MATERIAL TO PROCESS ::
(begin)

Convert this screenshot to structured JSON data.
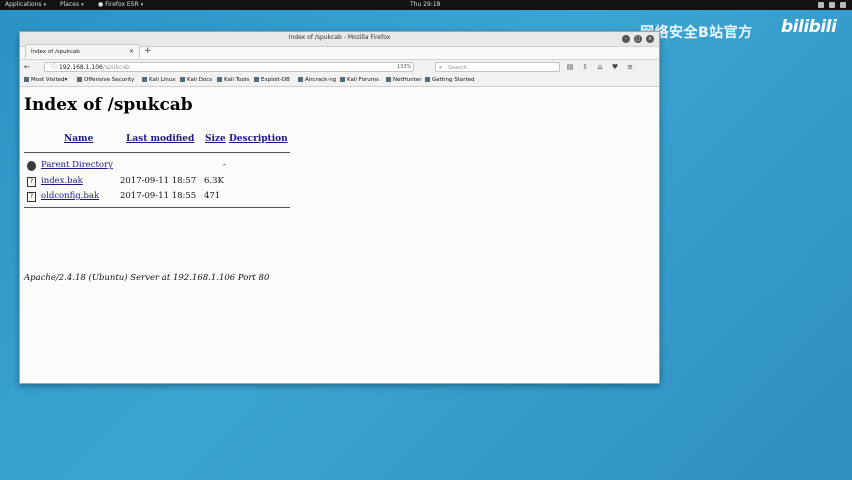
{
  "panel": {
    "applications": "Applications",
    "places": "Places",
    "app": "Firefox ESR",
    "clock": "Thu 29:18"
  },
  "watermark": {
    "text": "网络安全B站官方",
    "logo": "bilibili"
  },
  "window": {
    "title": "Index of /spukcab - Mozilla Firefox"
  },
  "tab": {
    "label": "Index of /spukcab"
  },
  "nav": {
    "url_host": "192.168.1.106",
    "url_rest": "/spukcab",
    "zoom": "133%",
    "search_placeholder": "Search"
  },
  "bookmarks": [
    {
      "label": "Most Visited"
    },
    {
      "label": "Offensive Security"
    },
    {
      "label": "Kali Linux"
    },
    {
      "label": "Kali Docs"
    },
    {
      "label": "Kali Tools"
    },
    {
      "label": "Exploit-DB"
    },
    {
      "label": "Aircrack-ng"
    },
    {
      "label": "Kali Forums"
    },
    {
      "label": "NetHunter"
    },
    {
      "label": "Getting Started"
    }
  ],
  "page": {
    "title": "Index of /spukcab",
    "headers": {
      "name": "Name",
      "modified": "Last modified",
      "size": "Size",
      "description": "Description"
    },
    "parent": {
      "name": "Parent Directory",
      "size": "-"
    },
    "files": [
      {
        "name": "index.bak",
        "modified": "2017-09-11 18:57",
        "size": "6.3K"
      },
      {
        "name": "oldconfig.bak",
        "modified": "2017-09-11 18:55",
        "size": "471"
      }
    ],
    "address": "Apache/2.4.18 (Ubuntu) Server at 192.168.1.106 Port 80"
  }
}
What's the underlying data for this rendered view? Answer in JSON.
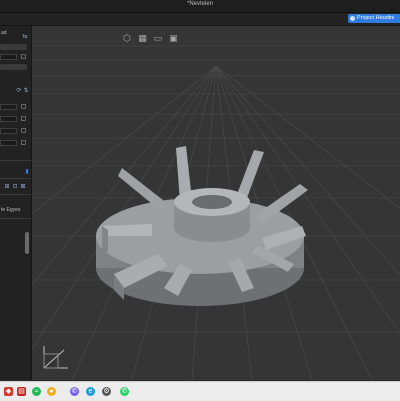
{
  "window": {
    "title": "*Nevtelen"
  },
  "toolbar": {
    "project_button": "Project Houdini"
  },
  "left_panel": {
    "top_label": "ad",
    "tabs_label": "te  Egyes"
  },
  "viewport": {
    "view_icons": [
      "cube-view-icon",
      "grid-view-icon",
      "folder-view-icon",
      "image-view-icon"
    ]
  },
  "taskbar": {
    "icons": [
      "start-icon",
      "pdf-icon",
      "spotify-icon",
      "chrome-icon",
      "viber-icon",
      "edge-icon",
      "settings-icon",
      "whatsapp-icon"
    ]
  },
  "colors": {
    "accent": "#2f7be0",
    "grid": "#5a5a5a",
    "model": "#9a9ca0"
  }
}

(end)

WORK TO BE COMPLETED :: Go through the listing above and quote it exactly, apart from its images.

RESULT FOR THIS EXERCISE ::
Convert this screenshot to structured JSON data.
{
  "panel": {
    "applications": "Applications",
    "places": "Places",
    "app": "Firefox ESR",
    "clock": "Thu 29:18"
  },
  "watermark": {
    "text": "网络安全B站官方",
    "logo": "bilibili"
  },
  "window": {
    "title": "Index of /spukcab - Mozilla Firefox"
  },
  "tab": {
    "label": "Index of /spukcab"
  },
  "nav": {
    "url_host": "192.168.1.106",
    "url_rest": "/spukcab",
    "zoom": "133%",
    "search_placeholder": "Search"
  },
  "bookmarks": [
    {
      "label": "Most Visited"
    },
    {
      "label": "Offensive Security"
    },
    {
      "label": "Kali Linux"
    },
    {
      "label": "Kali Docs"
    },
    {
      "label": "Kali Tools"
    },
    {
      "label": "Exploit-DB"
    },
    {
      "label": "Aircrack-ng"
    },
    {
      "label": "Kali Forums"
    },
    {
      "label": "NetHunter"
    },
    {
      "label": "Getting Started"
    }
  ],
  "page": {
    "title": "Index of /spukcab",
    "headers": {
      "name": "Name",
      "modified": "Last modified",
      "size": "Size",
      "description": "Description"
    },
    "parent": {
      "name": "Parent Directory",
      "size": "-"
    },
    "files": [
      {
        "name": "index.bak",
        "modified": "2017-09-11 18:57",
        "size": "6.3K"
      },
      {
        "name": "oldconfig.bak",
        "modified": "2017-09-11 18:55",
        "size": "471"
      }
    ],
    "address": "Apache/2.4.18 (Ubuntu) Server at 192.168.1.106 Port 80"
  }
}
What's the underlying data for this rendered view? Answer in JSON.
{
  "window": {
    "title": "*Nevtelen"
  },
  "toolbar": {
    "project_button": "Project Houdini"
  },
  "left_panel": {
    "top_label": "ad",
    "tabs_label": "te  Egyes"
  },
  "viewport": {
    "view_icons": [
      "cube-view-icon",
      "grid-view-icon",
      "folder-view-icon",
      "image-view-icon"
    ]
  },
  "taskbar": {
    "icons": [
      "start-icon",
      "pdf-icon",
      "spotify-icon",
      "chrome-icon",
      "viber-icon",
      "edge-icon",
      "settings-icon",
      "whatsapp-icon"
    ]
  },
  "colors": {
    "accent": "#2f7be0",
    "grid": "#5a5a5a",
    "model": "#9a9ca0"
  }
}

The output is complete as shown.